** Begin RECORDS FOR THIS EXERCISE **
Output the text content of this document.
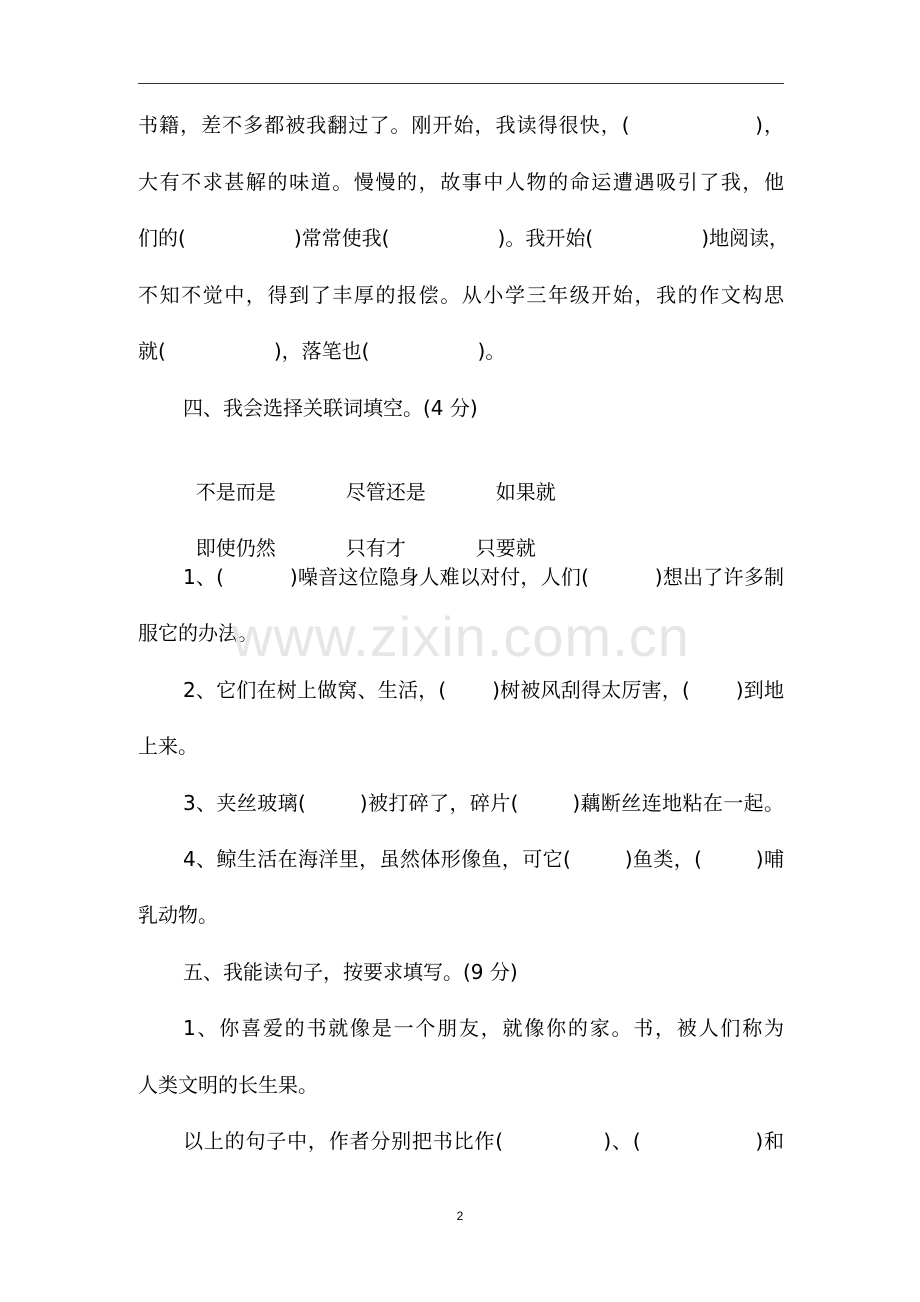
书籍，差不多都被我翻过了。刚开始，我读得很快，(                 )，
大有不求甚解的味道。慢慢的，故事中人物的命运遭遇吸引了我，他
们的(                 )常常使我(                 )。我开始(                 )地阅读，
不知不觉中，得到了丰厚的报偿。从小学三年级开始，我的作文构思
就(                 )，落笔也(                 )。
四、我会选择关联词填空。(4 分)

不是而是	尽管还是	如果就

即使仍然	只有才	只要就

1、(          )噪音这位隐身人难以对付，人们(          )想出了许多制
服它的办法。
2、它们在树上做窝、生活，(       )树被风刮得太厉害，(       )到地
上来。
3、夹丝玻璃(        )被打碎了，碎片(        )藕断丝连地粘在一起。
4、鲸生活在海洋里，虽然体形像鱼，可它(        )鱼类，(        )哺
乳动物。
五、我能读句子，按要求填写。(9 分)
1、你喜爱的书就像是一个朋友，就像你的家。书，被人们称为
人类文明的长生果。
以上的句子中，作者分别把书比作(              )、(                )和
www.zixin.com.cn
2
** End RECORDS FOR THIS EXERCISE **
> PROBLEM DETAILS
Above are records to transcribe exactly; leave their pictures out.

> SOLUTION FOR THIS EXERCISE
Output the text content of this document.
书籍，差不多都被我翻过了。刚开始，我读得很快，(                 )，
大有不求甚解的味道。慢慢的，故事中人物的命运遭遇吸引了我，他
们的(                 )常常使我(                 )。我开始(                 )地阅读，
不知不觉中，得到了丰厚的报偿。从小学三年级开始，我的作文构思
就(                 )，落笔也(                 )。
四、我会选择关联词填空。(4 分)

不是而是	尽管还是	如果就

即使仍然	只有才	只要就

1、(          )噪音这位隐身人难以对付，人们(          )想出了许多制
服它的办法。
2、它们在树上做窝、生活，(       )树被风刮得太厉害，(       )到地
上来。
3、夹丝玻璃(        )被打碎了，碎片(        )藕断丝连地粘在一起。
4、鲸生活在海洋里，虽然体形像鱼，可它(        )鱼类，(        )哺
乳动物。
五、我能读句子，按要求填写。(9 分)
1、你喜爱的书就像是一个朋友，就像你的家。书，被人们称为
人类文明的长生果。
以上的句子中，作者分别把书比作(              )、(                )和
www.zixin.com.cn
2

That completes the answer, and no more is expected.